People’s living conditions less than 100 years ago were frightening. We have come a long way. We talk about water charges today, but back then the local District Councils were erecting pumps for local communities and the lovely town of Mountbellew, according to Council minutes, had open sewers,” says Galway County Council archivist Patria McWalter.

Patria believes we “need to take pride in our history, and we should take the same pride in our historical records as we do in our built heritage”. When you see the wealth of material in her care, this belief makes sense.

She is in charge of caring for the rich collection of administrative records owned by Galway County Council and says “these records are as much part of our history as the Rock of Cashel is. They document our lives and our ancestors’ lives. And nobody can plan for the future unless you learn from the past, what worked and what didn’t”.

Archivists and librarians are often unfairly regarded as being dry, academic types, but that’s certainly not true of Patria. Her enthusiasm is infectious as she turns the pages of several minute books from Galway’s Rural District Councils, all of them at least 100 years old.

Part of her role involved cataloguing all the records of the Councils – Ballinasloe, Clifden, Galway, Gort, Loughrea, Mountbellew, Portumna and Tuam. These records mostly consisted of minutes of various meetings.

When she was cataloguing them she realised their worth to local historians and researchers, so she decided to compile a guide to their content. The result is For the Record: The Archives of Galway’s Rural District Councils, which will be a valuable asset to anybody with an interest in history.

Many representatives on these Councils were local personalities and several were arrested during the political upheaval of the era, she explains.

And, ushering in a new era in history, women were allowed to sit on these Rural District Councils – at the time they were not allowed to sit on County Councils.

(Data supplied):
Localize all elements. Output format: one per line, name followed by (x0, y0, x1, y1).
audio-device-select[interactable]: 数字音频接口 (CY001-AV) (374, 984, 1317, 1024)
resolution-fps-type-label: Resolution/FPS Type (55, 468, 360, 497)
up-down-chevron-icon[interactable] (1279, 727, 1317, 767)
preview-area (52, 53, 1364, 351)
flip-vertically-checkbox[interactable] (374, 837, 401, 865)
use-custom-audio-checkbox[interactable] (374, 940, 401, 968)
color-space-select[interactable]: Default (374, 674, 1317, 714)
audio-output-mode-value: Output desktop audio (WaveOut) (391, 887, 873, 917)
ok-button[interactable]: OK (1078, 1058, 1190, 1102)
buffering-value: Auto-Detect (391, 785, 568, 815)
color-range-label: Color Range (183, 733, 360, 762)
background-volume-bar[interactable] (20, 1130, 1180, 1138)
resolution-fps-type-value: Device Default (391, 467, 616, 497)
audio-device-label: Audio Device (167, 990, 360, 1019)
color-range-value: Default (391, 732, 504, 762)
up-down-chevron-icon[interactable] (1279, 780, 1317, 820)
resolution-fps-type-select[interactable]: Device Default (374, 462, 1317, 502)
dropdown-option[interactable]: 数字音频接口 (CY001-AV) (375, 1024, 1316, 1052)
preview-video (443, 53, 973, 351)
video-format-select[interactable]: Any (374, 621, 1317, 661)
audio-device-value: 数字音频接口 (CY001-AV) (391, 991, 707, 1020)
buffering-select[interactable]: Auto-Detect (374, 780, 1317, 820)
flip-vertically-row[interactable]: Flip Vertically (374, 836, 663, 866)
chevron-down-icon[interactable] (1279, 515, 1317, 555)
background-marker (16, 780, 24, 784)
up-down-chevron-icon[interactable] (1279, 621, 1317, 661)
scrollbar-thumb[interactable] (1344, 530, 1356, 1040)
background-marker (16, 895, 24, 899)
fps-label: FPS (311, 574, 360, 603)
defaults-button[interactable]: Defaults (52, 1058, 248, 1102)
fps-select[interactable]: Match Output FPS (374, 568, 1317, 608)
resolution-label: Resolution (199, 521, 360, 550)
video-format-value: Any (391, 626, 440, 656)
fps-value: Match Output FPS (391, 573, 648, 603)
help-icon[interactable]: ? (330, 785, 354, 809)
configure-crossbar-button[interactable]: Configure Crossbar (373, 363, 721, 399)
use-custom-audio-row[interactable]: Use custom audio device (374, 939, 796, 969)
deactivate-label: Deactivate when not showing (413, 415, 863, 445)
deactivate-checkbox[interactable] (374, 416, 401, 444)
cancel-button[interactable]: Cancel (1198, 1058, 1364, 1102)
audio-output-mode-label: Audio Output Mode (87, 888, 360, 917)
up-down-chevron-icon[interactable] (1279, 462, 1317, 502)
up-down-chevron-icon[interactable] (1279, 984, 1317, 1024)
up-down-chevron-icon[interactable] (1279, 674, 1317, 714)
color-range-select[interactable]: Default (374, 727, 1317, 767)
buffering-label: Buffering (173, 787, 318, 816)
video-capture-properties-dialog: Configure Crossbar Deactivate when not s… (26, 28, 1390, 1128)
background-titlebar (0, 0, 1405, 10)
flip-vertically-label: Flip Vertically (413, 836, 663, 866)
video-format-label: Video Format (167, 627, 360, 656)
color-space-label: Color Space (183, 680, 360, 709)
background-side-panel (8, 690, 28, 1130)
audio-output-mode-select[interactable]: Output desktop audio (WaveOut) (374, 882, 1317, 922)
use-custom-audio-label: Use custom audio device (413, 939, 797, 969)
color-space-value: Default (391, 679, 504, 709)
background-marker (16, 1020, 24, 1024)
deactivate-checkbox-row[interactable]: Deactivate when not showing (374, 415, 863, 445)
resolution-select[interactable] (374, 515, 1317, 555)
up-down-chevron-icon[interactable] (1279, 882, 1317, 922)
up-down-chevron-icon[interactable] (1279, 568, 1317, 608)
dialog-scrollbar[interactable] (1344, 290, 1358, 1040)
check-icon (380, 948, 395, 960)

(Required work):
Using the article on Galway's council archives, answer each question briefly.
(a) Which town had open sewers, according to Council minutes?
(b) What is the title of the guide compiled from the Rural District Council records?
(c) On which councils were women not allowed to sit at the time?

(Written response):
(a) Mountbellew
(b) For the Record: The Archives of Galway's Rural District Councils
(c) County Councils